• **Provided data**:

━━━

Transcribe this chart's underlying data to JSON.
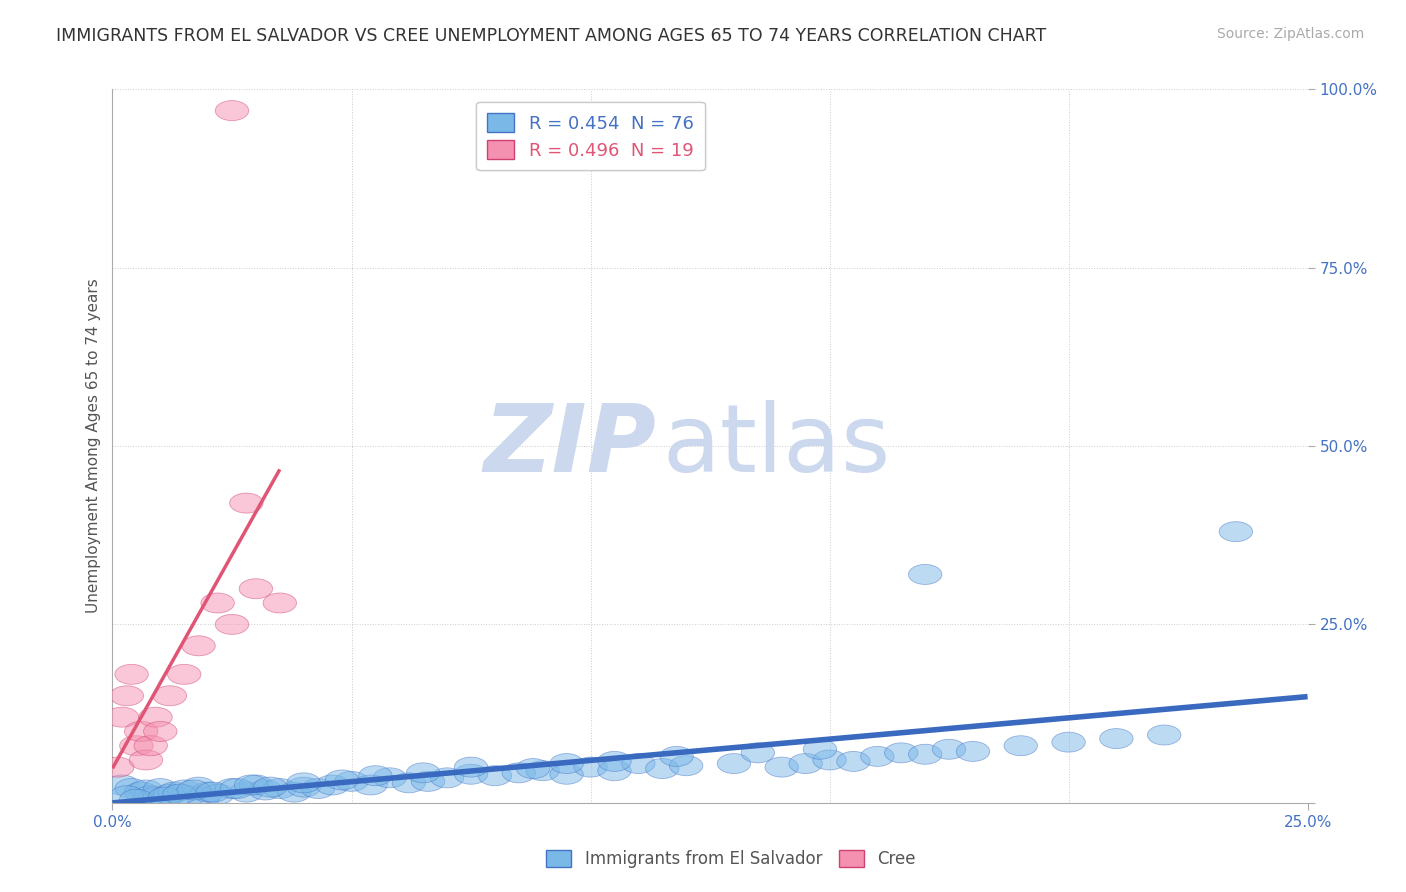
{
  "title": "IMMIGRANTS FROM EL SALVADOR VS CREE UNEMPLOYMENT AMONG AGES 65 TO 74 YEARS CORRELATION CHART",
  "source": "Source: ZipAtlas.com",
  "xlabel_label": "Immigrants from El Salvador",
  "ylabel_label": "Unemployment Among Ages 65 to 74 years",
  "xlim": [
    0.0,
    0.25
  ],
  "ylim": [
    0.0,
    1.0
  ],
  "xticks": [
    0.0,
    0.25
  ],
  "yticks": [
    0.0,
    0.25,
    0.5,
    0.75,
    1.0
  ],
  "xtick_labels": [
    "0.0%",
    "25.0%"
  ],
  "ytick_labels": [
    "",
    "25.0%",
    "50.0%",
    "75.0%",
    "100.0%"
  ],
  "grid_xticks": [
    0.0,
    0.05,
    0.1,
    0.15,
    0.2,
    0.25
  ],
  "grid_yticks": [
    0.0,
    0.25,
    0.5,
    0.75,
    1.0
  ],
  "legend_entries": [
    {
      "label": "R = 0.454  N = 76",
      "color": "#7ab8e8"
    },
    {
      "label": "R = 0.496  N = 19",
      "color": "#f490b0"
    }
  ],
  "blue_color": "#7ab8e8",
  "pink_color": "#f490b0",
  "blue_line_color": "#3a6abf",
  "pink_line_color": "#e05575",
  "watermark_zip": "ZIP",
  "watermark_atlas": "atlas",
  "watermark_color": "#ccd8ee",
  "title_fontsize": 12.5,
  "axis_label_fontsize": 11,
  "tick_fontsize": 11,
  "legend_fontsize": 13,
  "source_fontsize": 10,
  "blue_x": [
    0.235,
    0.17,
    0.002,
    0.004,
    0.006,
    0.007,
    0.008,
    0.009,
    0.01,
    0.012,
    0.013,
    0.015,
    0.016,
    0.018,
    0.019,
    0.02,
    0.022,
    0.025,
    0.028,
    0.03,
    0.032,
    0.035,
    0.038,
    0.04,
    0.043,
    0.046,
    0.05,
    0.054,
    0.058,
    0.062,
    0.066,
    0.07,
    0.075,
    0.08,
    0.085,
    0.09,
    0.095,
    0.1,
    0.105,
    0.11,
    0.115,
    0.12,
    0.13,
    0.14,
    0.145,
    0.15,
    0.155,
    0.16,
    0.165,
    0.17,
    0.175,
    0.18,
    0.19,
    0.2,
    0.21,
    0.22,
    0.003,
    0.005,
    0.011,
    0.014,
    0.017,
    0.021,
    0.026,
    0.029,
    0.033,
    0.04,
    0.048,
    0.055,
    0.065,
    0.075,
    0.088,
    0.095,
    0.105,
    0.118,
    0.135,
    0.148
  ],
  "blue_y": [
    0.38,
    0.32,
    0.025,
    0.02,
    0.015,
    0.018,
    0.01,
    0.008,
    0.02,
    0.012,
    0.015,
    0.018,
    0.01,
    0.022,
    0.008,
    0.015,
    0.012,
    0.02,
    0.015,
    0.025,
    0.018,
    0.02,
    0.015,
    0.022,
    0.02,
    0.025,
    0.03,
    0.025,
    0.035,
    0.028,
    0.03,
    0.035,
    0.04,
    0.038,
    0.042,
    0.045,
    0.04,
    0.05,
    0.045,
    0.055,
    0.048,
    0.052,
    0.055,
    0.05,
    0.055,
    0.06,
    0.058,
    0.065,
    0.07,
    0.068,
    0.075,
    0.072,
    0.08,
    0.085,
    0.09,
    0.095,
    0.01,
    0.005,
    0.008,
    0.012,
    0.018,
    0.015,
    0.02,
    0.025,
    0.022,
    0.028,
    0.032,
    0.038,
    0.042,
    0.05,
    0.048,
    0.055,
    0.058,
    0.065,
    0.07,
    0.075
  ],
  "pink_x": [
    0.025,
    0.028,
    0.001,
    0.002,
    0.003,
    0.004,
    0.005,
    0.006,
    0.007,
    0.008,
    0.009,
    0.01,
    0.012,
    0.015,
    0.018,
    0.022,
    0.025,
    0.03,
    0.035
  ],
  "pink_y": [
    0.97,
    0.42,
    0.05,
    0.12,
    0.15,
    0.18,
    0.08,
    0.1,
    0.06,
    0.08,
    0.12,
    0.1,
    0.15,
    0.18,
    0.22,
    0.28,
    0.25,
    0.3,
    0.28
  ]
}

━━━

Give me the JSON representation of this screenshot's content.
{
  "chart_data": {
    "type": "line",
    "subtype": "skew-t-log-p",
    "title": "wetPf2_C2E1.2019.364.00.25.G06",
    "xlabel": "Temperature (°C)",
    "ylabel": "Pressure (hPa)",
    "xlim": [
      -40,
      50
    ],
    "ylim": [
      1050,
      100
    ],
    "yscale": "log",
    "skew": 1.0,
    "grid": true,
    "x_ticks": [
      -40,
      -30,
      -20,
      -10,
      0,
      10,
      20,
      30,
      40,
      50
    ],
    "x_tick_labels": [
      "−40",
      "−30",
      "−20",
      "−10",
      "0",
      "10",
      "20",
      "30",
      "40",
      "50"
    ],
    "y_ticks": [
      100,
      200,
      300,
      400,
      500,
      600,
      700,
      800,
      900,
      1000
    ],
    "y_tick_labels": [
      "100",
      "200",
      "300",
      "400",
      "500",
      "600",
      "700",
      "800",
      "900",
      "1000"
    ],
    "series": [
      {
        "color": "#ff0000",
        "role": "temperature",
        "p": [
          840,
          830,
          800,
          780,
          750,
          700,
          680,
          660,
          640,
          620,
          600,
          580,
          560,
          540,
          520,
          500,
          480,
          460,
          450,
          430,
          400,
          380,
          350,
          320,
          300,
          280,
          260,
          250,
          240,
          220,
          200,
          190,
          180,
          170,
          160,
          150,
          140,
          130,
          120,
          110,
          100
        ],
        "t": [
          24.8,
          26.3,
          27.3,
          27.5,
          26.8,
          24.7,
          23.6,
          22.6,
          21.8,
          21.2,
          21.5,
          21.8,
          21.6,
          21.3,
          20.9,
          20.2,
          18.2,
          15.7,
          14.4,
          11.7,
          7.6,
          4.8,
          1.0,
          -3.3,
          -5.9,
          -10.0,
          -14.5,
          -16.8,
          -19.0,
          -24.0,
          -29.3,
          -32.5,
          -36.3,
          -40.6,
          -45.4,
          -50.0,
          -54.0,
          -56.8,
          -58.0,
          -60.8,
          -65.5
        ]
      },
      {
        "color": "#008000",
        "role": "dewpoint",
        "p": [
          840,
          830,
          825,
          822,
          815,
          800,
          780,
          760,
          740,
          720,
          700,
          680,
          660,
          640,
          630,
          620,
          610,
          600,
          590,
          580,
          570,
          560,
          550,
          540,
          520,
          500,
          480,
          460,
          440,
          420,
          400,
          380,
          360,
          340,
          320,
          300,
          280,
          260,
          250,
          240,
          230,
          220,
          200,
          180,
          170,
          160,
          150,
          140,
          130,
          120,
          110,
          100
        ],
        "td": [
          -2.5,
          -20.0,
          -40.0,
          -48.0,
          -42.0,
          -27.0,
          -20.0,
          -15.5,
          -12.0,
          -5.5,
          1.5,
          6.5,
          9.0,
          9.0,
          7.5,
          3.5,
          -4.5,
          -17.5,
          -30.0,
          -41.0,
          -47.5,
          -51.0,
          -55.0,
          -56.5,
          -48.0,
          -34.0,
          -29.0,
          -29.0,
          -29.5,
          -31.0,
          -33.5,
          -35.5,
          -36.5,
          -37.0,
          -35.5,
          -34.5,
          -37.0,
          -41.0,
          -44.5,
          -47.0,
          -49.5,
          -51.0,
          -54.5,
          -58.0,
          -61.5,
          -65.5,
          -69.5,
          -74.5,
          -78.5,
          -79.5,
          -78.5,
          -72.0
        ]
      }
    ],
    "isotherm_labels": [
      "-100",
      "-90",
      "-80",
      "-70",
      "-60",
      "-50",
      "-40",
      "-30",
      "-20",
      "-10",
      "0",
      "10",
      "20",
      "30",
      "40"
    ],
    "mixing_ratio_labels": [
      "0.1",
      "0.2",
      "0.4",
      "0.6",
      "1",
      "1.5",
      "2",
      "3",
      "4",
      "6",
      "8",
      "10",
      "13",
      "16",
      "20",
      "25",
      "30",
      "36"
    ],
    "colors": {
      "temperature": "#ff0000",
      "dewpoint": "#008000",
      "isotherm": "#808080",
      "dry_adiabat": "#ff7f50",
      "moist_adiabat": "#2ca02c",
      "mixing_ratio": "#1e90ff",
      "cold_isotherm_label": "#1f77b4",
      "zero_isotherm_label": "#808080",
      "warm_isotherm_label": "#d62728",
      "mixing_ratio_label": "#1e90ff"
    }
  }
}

━━━

• **Stated goal**:
Report each line of the material above where the word "this" appears.

• **Worked answer**:
Transcribe this chart's underlying data to JSON.
Give me the JSON representation of this screenshot's content.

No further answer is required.